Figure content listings
***

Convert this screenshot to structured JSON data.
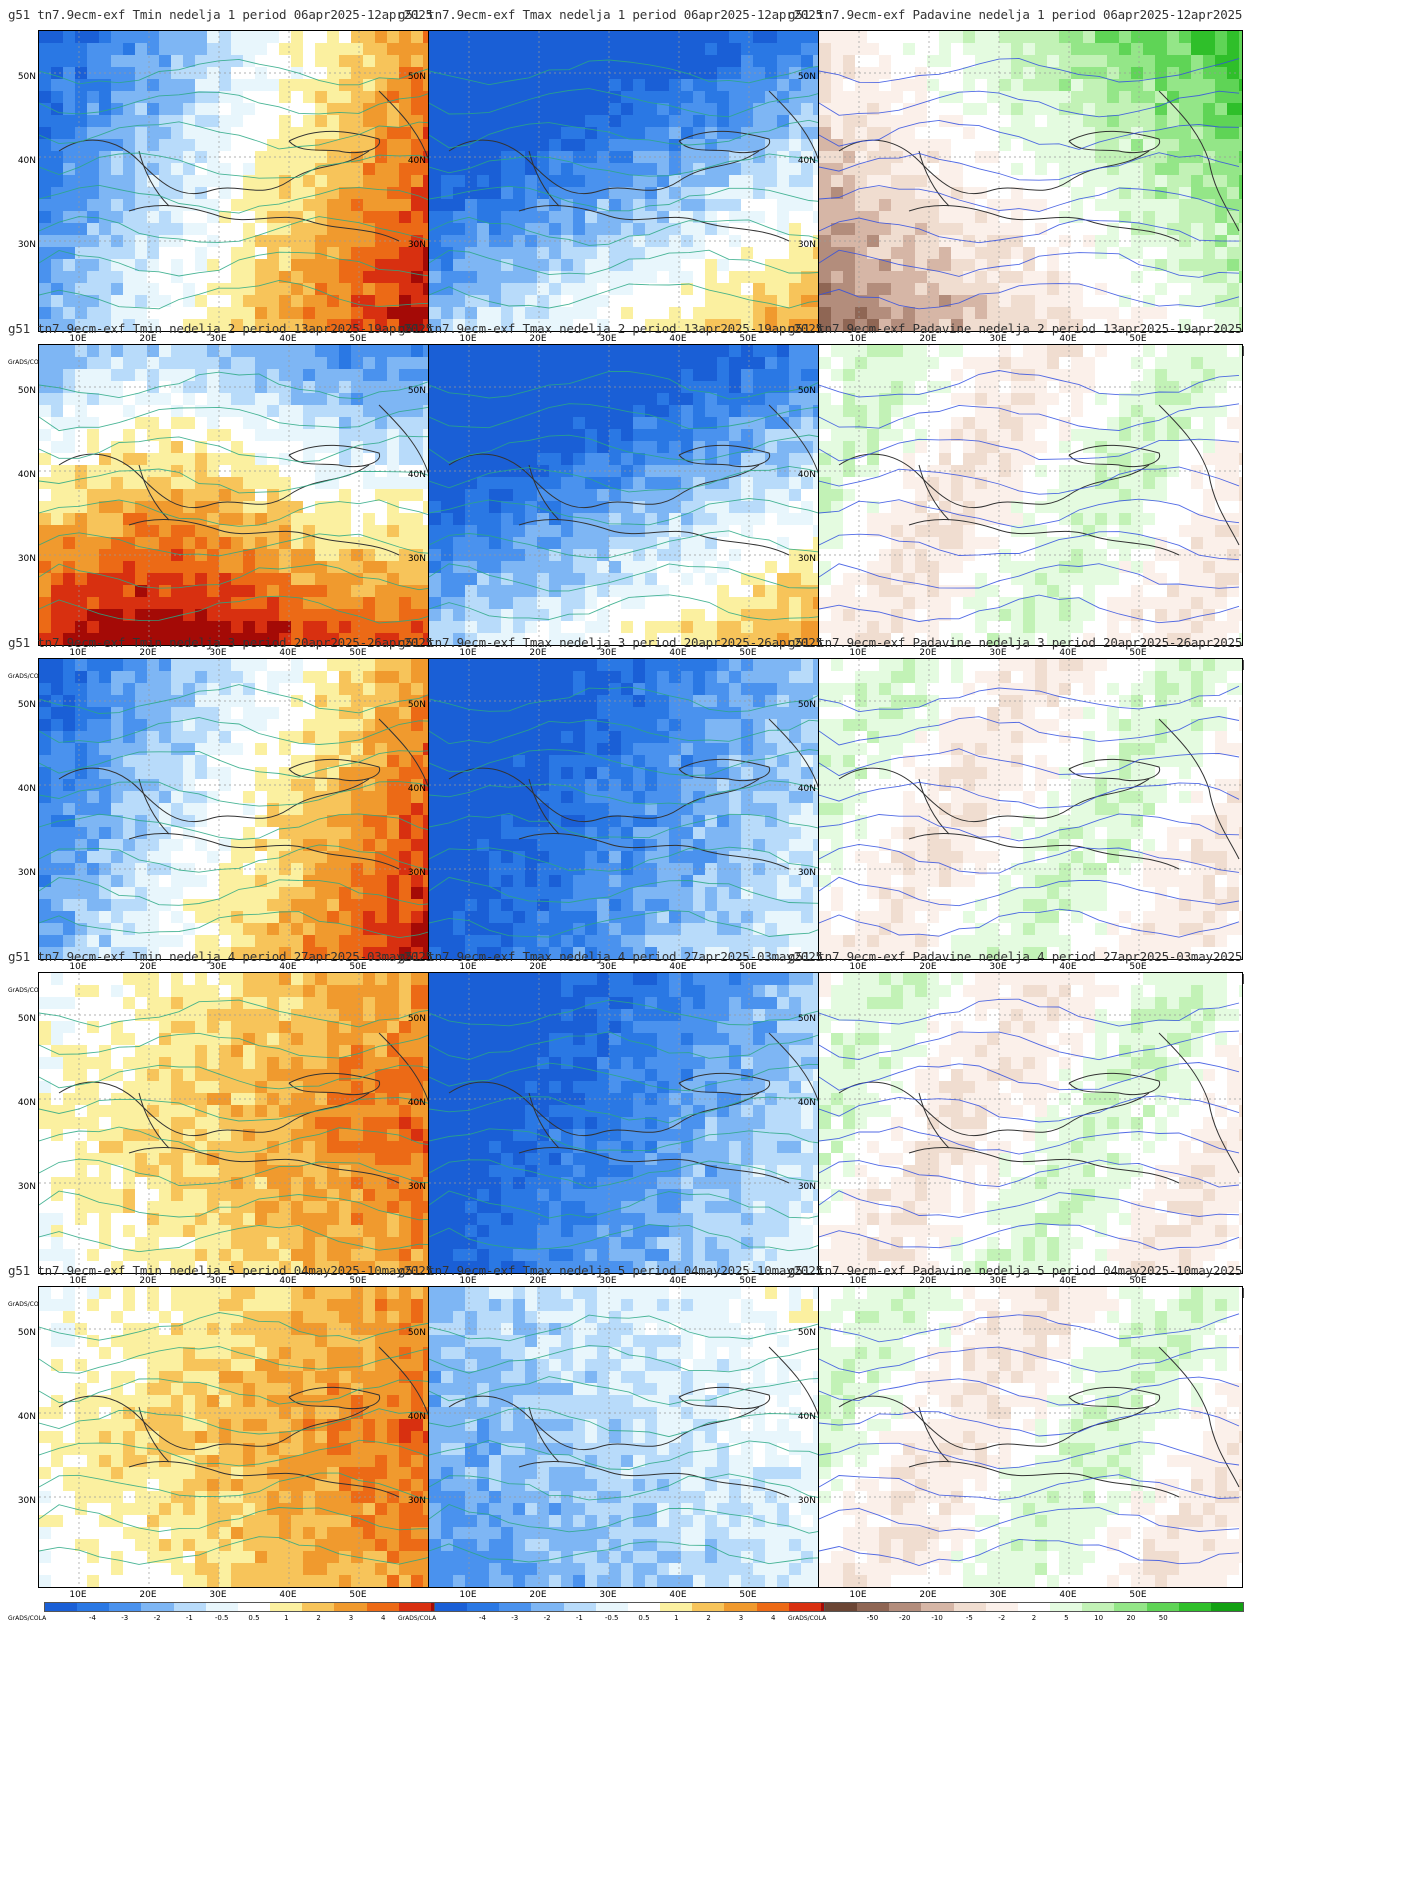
{
  "legend_source": "GrADS/COLA",
  "lat_ticks": [
    "50N",
    "40N",
    "30N"
  ],
  "lon_ticks": [
    "10E",
    "20E",
    "30E",
    "40E",
    "50E"
  ],
  "temp_scale": {
    "labels": [
      "-4",
      "-3",
      "-2",
      "-1",
      "-0.5",
      "0.5",
      "1",
      "2",
      "3",
      "4"
    ],
    "colors": [
      "#1a5fd6",
      "#2a78e4",
      "#4a92ee",
      "#7eb6f4",
      "#b8dbfa",
      "#e8f6fc",
      "#ffffff",
      "#fbf0a0",
      "#f7c45a",
      "#f09a2e",
      "#ec6a16",
      "#d83010",
      "#a40a06"
    ]
  },
  "precip_scale": {
    "labels": [
      "-50",
      "-20",
      "-10",
      "-5",
      "-2",
      "2",
      "5",
      "10",
      "20",
      "50"
    ],
    "colors": [
      "#6b4534",
      "#8f6654",
      "#b38d7c",
      "#d6b6a6",
      "#f0ddd0",
      "#fbf0ea",
      "#ffffff",
      "#e4fbe0",
      "#c2f2b6",
      "#94e688",
      "#5fd456",
      "#2fbf2a",
      "#12a012"
    ]
  },
  "panels": [
    {
      "title": "g51  tn7.9ecm-exf Tmin nedelja 1 period 06apr2025-12apr2025",
      "kind": "temp",
      "anomaly": "warm-east"
    },
    {
      "title": "g51  tn7.9ecm-exf Tmax nedelja 1 period 06apr2025-12apr2025",
      "kind": "temp",
      "anomaly": "cold-north"
    },
    {
      "title": "g51  tn7.9ecm-exf Padavine nedelja 1 period 06apr2025-12apr2025",
      "kind": "precip",
      "anomaly": "wet-north"
    },
    {
      "title": "g51  tn7.9ecm-exf Tmin nedelja 2 period 13apr2025-19apr2025",
      "kind": "temp",
      "anomaly": "warm-south"
    },
    {
      "title": "g51  tn7.9ecm-exf Tmax nedelja 2 period 13apr2025-19apr2025",
      "kind": "temp",
      "anomaly": "cold-north"
    },
    {
      "title": "g51  tn7.9ecm-exf Padavine nedelja 2 period 13apr2025-19apr2025",
      "kind": "precip",
      "anomaly": "mixed"
    },
    {
      "title": "g51  tn7.9ecm-exf Tmin nedelja 3 period 20apr2025-26apr2025",
      "kind": "temp",
      "anomaly": "warm-east"
    },
    {
      "title": "g51  tn7.9ecm-exf Tmax nedelja 3 period 20apr2025-26apr2025",
      "kind": "temp",
      "anomaly": "cold-all"
    },
    {
      "title": "g51  tn7.9ecm-exf Padavine nedelja 3 period 20apr2025-26apr2025",
      "kind": "precip",
      "anomaly": "mixed"
    },
    {
      "title": "g51  tn7.9ecm-exf Tmin nedelja 4 period 27apr2025-03may2025",
      "kind": "temp",
      "anomaly": "warm-all"
    },
    {
      "title": "g51  tn7.9ecm-exf Tmax nedelja 4 period 27apr2025-03may2025",
      "kind": "temp",
      "anomaly": "cold-all"
    },
    {
      "title": "g51  tn7.9ecm-exf Padavine nedelja 4 period 27apr2025-03may2025",
      "kind": "precip",
      "anomaly": "mixed"
    },
    {
      "title": "g51  tn7.9ecm-exf Tmin nedelja 5 period 04may2025-10may2025",
      "kind": "temp",
      "anomaly": "warm-all"
    },
    {
      "title": "g51  tn7.9ecm-exf Tmax nedelja 5 period 04may2025-10may2025",
      "kind": "temp",
      "anomaly": "neutral"
    },
    {
      "title": "g51  tn7.9ecm-exf Padavine nedelja 5 period 04may2025-10may2025",
      "kind": "precip",
      "anomaly": "mixed"
    }
  ]
}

***

◆ Work to do ◆
Output the data exactly. Pictures don't belong in the result.

◆ Full output ◆
Convert this screenshot to structured JSON data.
{
  "legend_source": "GrADS/COLA",
  "lat_ticks": [
    "50N",
    "40N",
    "30N"
  ],
  "lon_ticks": [
    "10E",
    "20E",
    "30E",
    "40E",
    "50E"
  ],
  "temp_scale": {
    "labels": [
      "-4",
      "-3",
      "-2",
      "-1",
      "-0.5",
      "0.5",
      "1",
      "2",
      "3",
      "4"
    ],
    "colors": [
      "#1a5fd6",
      "#2a78e4",
      "#4a92ee",
      "#7eb6f4",
      "#b8dbfa",
      "#e8f6fc",
      "#ffffff",
      "#fbf0a0",
      "#f7c45a",
      "#f09a2e",
      "#ec6a16",
      "#d83010",
      "#a40a06"
    ]
  },
  "precip_scale": {
    "labels": [
      "-50",
      "-20",
      "-10",
      "-5",
      "-2",
      "2",
      "5",
      "10",
      "20",
      "50"
    ],
    "colors": [
      "#6b4534",
      "#8f6654",
      "#b38d7c",
      "#d6b6a6",
      "#f0ddd0",
      "#fbf0ea",
      "#ffffff",
      "#e4fbe0",
      "#c2f2b6",
      "#94e688",
      "#5fd456",
      "#2fbf2a",
      "#12a012"
    ]
  },
  "panels": [
    {
      "title": "g51  tn7.9ecm-exf Tmin nedelja 1 period 06apr2025-12apr2025",
      "kind": "temp",
      "anomaly": "warm-east"
    },
    {
      "title": "g51  tn7.9ecm-exf Tmax nedelja 1 period 06apr2025-12apr2025",
      "kind": "temp",
      "anomaly": "cold-north"
    },
    {
      "title": "g51  tn7.9ecm-exf Padavine nedelja 1 period 06apr2025-12apr2025",
      "kind": "precip",
      "anomaly": "wet-north"
    },
    {
      "title": "g51  tn7.9ecm-exf Tmin nedelja 2 period 13apr2025-19apr2025",
      "kind": "temp",
      "anomaly": "warm-south"
    },
    {
      "title": "g51  tn7.9ecm-exf Tmax nedelja 2 period 13apr2025-19apr2025",
      "kind": "temp",
      "anomaly": "cold-north"
    },
    {
      "title": "g51  tn7.9ecm-exf Padavine nedelja 2 period 13apr2025-19apr2025",
      "kind": "precip",
      "anomaly": "mixed"
    },
    {
      "title": "g51  tn7.9ecm-exf Tmin nedelja 3 period 20apr2025-26apr2025",
      "kind": "temp",
      "anomaly": "warm-east"
    },
    {
      "title": "g51  tn7.9ecm-exf Tmax nedelja 3 period 20apr2025-26apr2025",
      "kind": "temp",
      "anomaly": "cold-all"
    },
    {
      "title": "g51  tn7.9ecm-exf Padavine nedelja 3 period 20apr2025-26apr2025",
      "kind": "precip",
      "anomaly": "mixed"
    },
    {
      "title": "g51  tn7.9ecm-exf Tmin nedelja 4 period 27apr2025-03may2025",
      "kind": "temp",
      "anomaly": "warm-all"
    },
    {
      "title": "g51  tn7.9ecm-exf Tmax nedelja 4 period 27apr2025-03may2025",
      "kind": "temp",
      "anomaly": "cold-all"
    },
    {
      "title": "g51  tn7.9ecm-exf Padavine nedelja 4 period 27apr2025-03may2025",
      "kind": "precip",
      "anomaly": "mixed"
    },
    {
      "title": "g51  tn7.9ecm-exf Tmin nedelja 5 period 04may2025-10may2025",
      "kind": "temp",
      "anomaly": "warm-all"
    },
    {
      "title": "g51  tn7.9ecm-exf Tmax nedelja 5 period 04may2025-10may2025",
      "kind": "temp",
      "anomaly": "neutral"
    },
    {
      "title": "g51  tn7.9ecm-exf Padavine nedelja 5 period 04may2025-10may2025",
      "kind": "precip",
      "anomaly": "mixed"
    }
  ]
}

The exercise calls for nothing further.